[Figure record listings]
========================================

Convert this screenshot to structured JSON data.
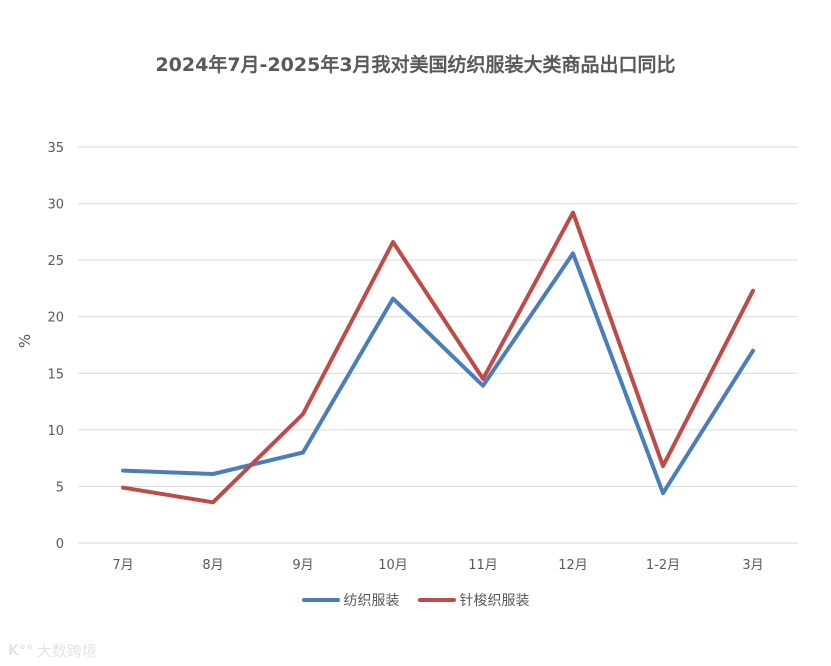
{
  "chart_data": {
    "type": "line",
    "title": "2024年7月-2025年3月我对美国纺织服装大类商品出口同比",
    "xlabel": "",
    "ylabel": "%",
    "ylim": [
      0,
      35
    ],
    "yticks": [
      0,
      5,
      10,
      15,
      20,
      25,
      30,
      35
    ],
    "grid": true,
    "legend_position": "bottom",
    "categories": [
      "7月",
      "8月",
      "9月",
      "10月",
      "11月",
      "12月",
      "1-2月",
      "3月"
    ],
    "series": [
      {
        "name": "纺织服装",
        "color": "#4a7ebb",
        "values": [
          6.4,
          6.1,
          8.0,
          21.6,
          13.9,
          25.6,
          4.4,
          17.0
        ]
      },
      {
        "name": "针梭织服装",
        "color": "#be4b48",
        "values": [
          4.9,
          3.6,
          11.4,
          26.6,
          14.5,
          29.2,
          6.8,
          22.3
        ]
      }
    ]
  },
  "watermark": {
    "logo": "K°°",
    "text": "大数跨境"
  }
}
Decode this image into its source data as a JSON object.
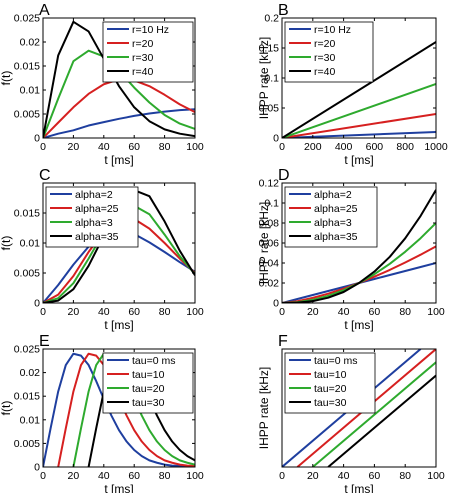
{
  "chart_data": [
    {
      "panel_letter": "A",
      "type": "line",
      "xlabel": "t [ms]",
      "ylabel": "f(t)",
      "xlim": [
        0,
        100
      ],
      "ylim": [
        0,
        0.025
      ],
      "xticks": [
        0,
        20,
        40,
        60,
        80,
        100
      ],
      "xtick_labels": [
        "0",
        "20",
        "40",
        "60",
        "80",
        "100"
      ],
      "yticks": [
        0,
        0.005,
        0.01,
        0.015,
        0.02,
        0.025
      ],
      "ytick_labels": [
        "0",
        "0.005",
        "0.01",
        "0.015",
        "0.02",
        "0.025"
      ],
      "legend": "top-right",
      "series": [
        {
          "name": "r=10 Hz",
          "color": "#1f3f9f",
          "x": [
            0,
            10,
            20,
            30,
            40,
            50,
            60,
            70,
            80,
            90,
            100
          ],
          "y": [
            0,
            0.0009,
            0.0016,
            0.0026,
            0.0033,
            0.004,
            0.0046,
            0.0051,
            0.0055,
            0.0058,
            0.006
          ]
        },
        {
          "name": "r=20",
          "color": "#d62020",
          "x": [
            0,
            10,
            20,
            30,
            40,
            50,
            60,
            70,
            80,
            90,
            100
          ],
          "y": [
            0,
            0.0032,
            0.0064,
            0.0092,
            0.0112,
            0.0122,
            0.012,
            0.0108,
            0.009,
            0.007,
            0.0054
          ]
        },
        {
          "name": "r=30",
          "color": "#2eaa2e",
          "x": [
            0,
            10,
            20,
            30,
            40,
            50,
            60,
            70,
            80,
            90,
            100
          ],
          "y": [
            0,
            0.0082,
            0.016,
            0.0182,
            0.017,
            0.014,
            0.0105,
            0.0074,
            0.0048,
            0.003,
            0.0019
          ]
        },
        {
          "name": "r=40",
          "color": "#000000",
          "x": [
            0,
            10,
            20,
            30,
            40,
            50,
            60,
            70,
            80,
            90,
            100
          ],
          "y": [
            0,
            0.0172,
            0.0242,
            0.0222,
            0.0165,
            0.0108,
            0.0064,
            0.0035,
            0.0018,
            0.0009,
            0.0004
          ]
        }
      ]
    },
    {
      "panel_letter": "B",
      "type": "line",
      "xlabel": "t [ms]",
      "ylabel": "IHPP rate [kHz]",
      "xlim": [
        0,
        1000
      ],
      "ylim": [
        0,
        0.2
      ],
      "xticks": [
        0,
        200,
        400,
        600,
        800,
        1000
      ],
      "xtick_labels": [
        "0",
        "200",
        "400",
        "600",
        "800",
        "1000"
      ],
      "yticks": [
        0,
        0.05,
        0.1,
        0.15,
        0.2
      ],
      "ytick_labels": [
        "0",
        "0.05",
        "0.1",
        "0.15",
        "0.2"
      ],
      "legend": "top-left",
      "series": [
        {
          "name": "r=10 Hz",
          "color": "#1f3f9f",
          "x": [
            0,
            1000
          ],
          "y": [
            0,
            0.01
          ]
        },
        {
          "name": "r=20",
          "color": "#d62020",
          "x": [
            0,
            1000
          ],
          "y": [
            0,
            0.04
          ]
        },
        {
          "name": "r=30",
          "color": "#2eaa2e",
          "x": [
            0,
            1000
          ],
          "y": [
            0,
            0.09
          ]
        },
        {
          "name": "r=40",
          "color": "#000000",
          "x": [
            0,
            1000
          ],
          "y": [
            0,
            0.16
          ]
        }
      ]
    },
    {
      "panel_letter": "C",
      "type": "line",
      "xlabel": "t [ms]",
      "ylabel": "f(t)",
      "xlim": [
        0,
        100
      ],
      "ylim": [
        0,
        0.02
      ],
      "xticks": [
        0,
        20,
        40,
        60,
        80,
        100
      ],
      "xtick_labels": [
        "0",
        "20",
        "40",
        "60",
        "80",
        "100"
      ],
      "yticks": [
        0,
        0.005,
        0.01,
        0.015
      ],
      "ytick_labels": [
        "0",
        "0.005",
        "0.01",
        "0.015"
      ],
      "legend": "top-left",
      "series": [
        {
          "name": "alpha=2",
          "color": "#1f3f9f",
          "x": [
            0,
            10,
            20,
            30,
            40,
            50,
            60,
            70,
            80,
            90,
            100
          ],
          "y": [
            0,
            0.003,
            0.0064,
            0.0094,
            0.0112,
            0.0119,
            0.0115,
            0.0101,
            0.0085,
            0.0068,
            0.0052
          ]
        },
        {
          "name": "alpha=25",
          "color": "#d62020",
          "x": [
            0,
            10,
            20,
            30,
            40,
            50,
            60,
            70,
            80,
            90,
            100
          ],
          "y": [
            0,
            0.0014,
            0.0045,
            0.0085,
            0.012,
            0.0138,
            0.014,
            0.0124,
            0.01,
            0.0074,
            0.005
          ]
        },
        {
          "name": "alpha=3",
          "color": "#2eaa2e",
          "x": [
            0,
            10,
            20,
            30,
            40,
            50,
            60,
            70,
            80,
            90,
            100
          ],
          "y": [
            0,
            0.0008,
            0.0033,
            0.0074,
            0.0118,
            0.015,
            0.0162,
            0.0148,
            0.0114,
            0.0078,
            0.0048
          ]
        },
        {
          "name": "alpha=35",
          "color": "#000000",
          "x": [
            0,
            10,
            20,
            30,
            40,
            50,
            60,
            70,
            80,
            90,
            100
          ],
          "y": [
            0,
            0.0004,
            0.0023,
            0.0062,
            0.0112,
            0.0162,
            0.0188,
            0.0178,
            0.0136,
            0.0087,
            0.0046
          ]
        }
      ]
    },
    {
      "panel_letter": "D",
      "type": "line",
      "xlabel": "t [ms]",
      "ylabel": "IHPP rate [kHz]",
      "xlim": [
        0,
        100
      ],
      "ylim": [
        0,
        0.12
      ],
      "xticks": [
        0,
        20,
        40,
        60,
        80,
        100
      ],
      "xtick_labels": [
        "0",
        "20",
        "40",
        "60",
        "80",
        "100"
      ],
      "yticks": [
        0,
        0.02,
        0.04,
        0.06,
        0.08,
        0.1,
        0.12
      ],
      "ytick_labels": [
        "0",
        "0.02",
        "0.04",
        "0.06",
        "0.08",
        "0.1",
        "0.12"
      ],
      "legend": "top-left",
      "series": [
        {
          "name": "alpha=2",
          "color": "#1f3f9f",
          "x": [
            0,
            10,
            20,
            30,
            40,
            50,
            60,
            70,
            80,
            90,
            100
          ],
          "y": [
            0,
            0.004,
            0.008,
            0.012,
            0.016,
            0.02,
            0.024,
            0.028,
            0.032,
            0.036,
            0.04
          ]
        },
        {
          "name": "alpha=25",
          "color": "#d62020",
          "x": [
            0,
            10,
            20,
            30,
            40,
            50,
            60,
            70,
            80,
            90,
            100
          ],
          "y": [
            0,
            0.0018,
            0.0051,
            0.0093,
            0.0143,
            0.02,
            0.0263,
            0.0331,
            0.0405,
            0.0483,
            0.0566
          ]
        },
        {
          "name": "alpha=3",
          "color": "#2eaa2e",
          "x": [
            0,
            10,
            20,
            30,
            40,
            50,
            60,
            70,
            80,
            90,
            100
          ],
          "y": [
            0,
            0.0008,
            0.0032,
            0.0072,
            0.0128,
            0.02,
            0.0288,
            0.0392,
            0.0512,
            0.0648,
            0.08
          ]
        },
        {
          "name": "alpha=35",
          "color": "#000000",
          "x": [
            0,
            10,
            20,
            30,
            40,
            50,
            60,
            70,
            80,
            90,
            100
          ],
          "y": [
            0,
            0.0004,
            0.0019,
            0.0053,
            0.011,
            0.02,
            0.0314,
            0.0462,
            0.0647,
            0.0871,
            0.1131
          ]
        }
      ]
    },
    {
      "panel_letter": "E",
      "type": "line",
      "xlabel": "t [ms]",
      "ylabel": "f(t)",
      "xlim": [
        0,
        100
      ],
      "ylim": [
        0,
        0.025
      ],
      "xticks": [
        0,
        20,
        40,
        60,
        80,
        100
      ],
      "xtick_labels": [
        "0",
        "20",
        "40",
        "60",
        "80",
        "100"
      ],
      "yticks": [
        0,
        0.005,
        0.01,
        0.015,
        0.02,
        0.025
      ],
      "ytick_labels": [
        "0",
        "0.005",
        "0.01",
        "0.015",
        "0.02",
        "0.025"
      ],
      "legend": "top-right",
      "series": [
        {
          "name": "tau=0 ms",
          "color": "#1f3f9f",
          "x": [
            0,
            5,
            10,
            15,
            20,
            25,
            30,
            35,
            40,
            45,
            50,
            55,
            60,
            65,
            70,
            75,
            80,
            85,
            90,
            95,
            100
          ],
          "y": [
            0,
            0.0082,
            0.016,
            0.0216,
            0.024,
            0.0236,
            0.0216,
            0.0182,
            0.0144,
            0.0109,
            0.0078,
            0.0054,
            0.0036,
            0.0023,
            0.0014,
            0.0009,
            0.0005,
            0.0003,
            0.0002,
            0.0001,
            0
          ]
        },
        {
          "name": "tau=10",
          "color": "#d62020",
          "x": [
            10,
            15,
            20,
            25,
            30,
            35,
            40,
            45,
            50,
            55,
            60,
            65,
            70,
            75,
            80,
            85,
            90,
            95,
            100
          ],
          "y": [
            0,
            0.0082,
            0.016,
            0.0216,
            0.024,
            0.0236,
            0.0216,
            0.0182,
            0.0144,
            0.0109,
            0.0078,
            0.0054,
            0.0036,
            0.0023,
            0.0014,
            0.0009,
            0.0005,
            0.0003,
            0.0002
          ]
        },
        {
          "name": "tau=20",
          "color": "#2eaa2e",
          "x": [
            20,
            25,
            30,
            35,
            40,
            45,
            50,
            55,
            60,
            65,
            70,
            75,
            80,
            85,
            90,
            95,
            100
          ],
          "y": [
            0,
            0.0082,
            0.016,
            0.0216,
            0.024,
            0.0236,
            0.0216,
            0.0182,
            0.0144,
            0.0109,
            0.0078,
            0.0054,
            0.0036,
            0.0023,
            0.0014,
            0.0009,
            0.0005
          ]
        },
        {
          "name": "tau=30",
          "color": "#000000",
          "x": [
            30,
            35,
            40,
            45,
            50,
            55,
            60,
            65,
            70,
            75,
            80,
            85,
            90,
            95,
            100
          ],
          "y": [
            0,
            0.0082,
            0.016,
            0.0216,
            0.024,
            0.0236,
            0.0216,
            0.0182,
            0.0144,
            0.0109,
            0.0078,
            0.0054,
            0.0036,
            0.0023,
            0.0014
          ]
        }
      ]
    },
    {
      "panel_letter": "F",
      "type": "line",
      "xlabel": "t [ms]",
      "ylabel": "IHPP rate [kHz]",
      "xlim": [
        0,
        100
      ],
      "ylim": [
        0,
        0.16
      ],
      "xticks": [
        0,
        20,
        40,
        60,
        80,
        100
      ],
      "xtick_labels": [
        "0",
        "20",
        "40",
        "60",
        "80",
        "100"
      ],
      "yticks": [],
      "ytick_labels": [],
      "legend": "top-left",
      "series": [
        {
          "name": "tau=0 ms",
          "color": "#1f3f9f",
          "x": [
            0,
            90
          ],
          "y": [
            0,
            0.16
          ]
        },
        {
          "name": "tau=10",
          "color": "#d62020",
          "x": [
            10,
            100
          ],
          "y": [
            0,
            0.16
          ]
        },
        {
          "name": "tau=20",
          "color": "#2eaa2e",
          "x": [
            20,
            100
          ],
          "y": [
            0,
            0.142
          ]
        },
        {
          "name": "tau=30",
          "color": "#000000",
          "x": [
            30,
            100
          ],
          "y": [
            0,
            0.124
          ]
        }
      ]
    }
  ]
}
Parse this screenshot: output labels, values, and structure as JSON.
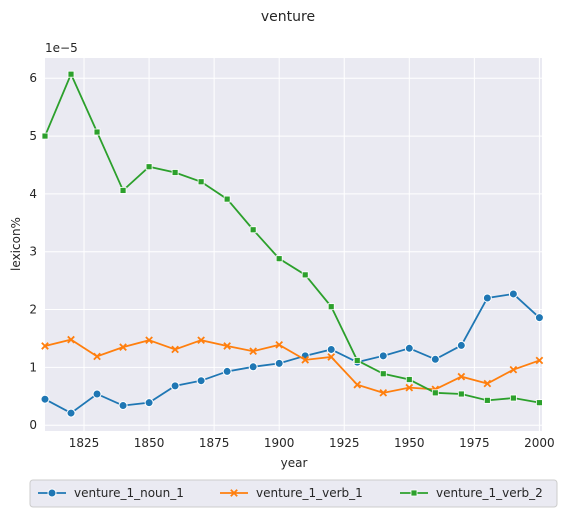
{
  "chart_data": {
    "type": "line",
    "title": "venture",
    "xlabel": "year",
    "ylabel": "lexicon%",
    "scale_label": "1e−5",
    "xlim": [
      1810,
      2001
    ],
    "ylim": [
      -0.1,
      6.35
    ],
    "xticks": [
      1825,
      1850,
      1875,
      1900,
      1925,
      1950,
      1975,
      2000
    ],
    "yticks": [
      0,
      1,
      2,
      3,
      4,
      5,
      6
    ],
    "grid": true,
    "legend_position": "bottom",
    "x": [
      1810,
      1820,
      1830,
      1840,
      1850,
      1860,
      1870,
      1880,
      1890,
      1900,
      1910,
      1920,
      1930,
      1940,
      1950,
      1960,
      1970,
      1980,
      1990,
      2000
    ],
    "series": [
      {
        "name": "venture_1_noun_1",
        "color": "#1f77b4",
        "marker": "circle",
        "values": [
          0.45,
          0.21,
          0.54,
          0.34,
          0.39,
          0.68,
          0.77,
          0.93,
          1.01,
          1.07,
          1.2,
          1.31,
          1.09,
          1.2,
          1.33,
          1.14,
          1.38,
          2.2,
          2.27,
          1.86
        ]
      },
      {
        "name": "venture_1_verb_1",
        "color": "#ff7f0e",
        "marker": "x",
        "values": [
          1.37,
          1.48,
          1.19,
          1.35,
          1.47,
          1.31,
          1.47,
          1.37,
          1.28,
          1.39,
          1.13,
          1.18,
          0.7,
          0.56,
          0.65,
          0.62,
          0.84,
          0.72,
          0.96,
          1.12
        ]
      },
      {
        "name": "venture_1_verb_2",
        "color": "#2ca02c",
        "marker": "square",
        "values": [
          5.0,
          6.07,
          5.07,
          4.06,
          4.47,
          4.37,
          4.21,
          3.91,
          3.38,
          2.88,
          2.6,
          2.05,
          1.12,
          0.89,
          0.79,
          0.56,
          0.54,
          0.43,
          0.47,
          0.39
        ]
      }
    ]
  }
}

========================================

How many of the listing's lines contain "JSON"? Respond with a single number and nothing else.

Expected answer: 3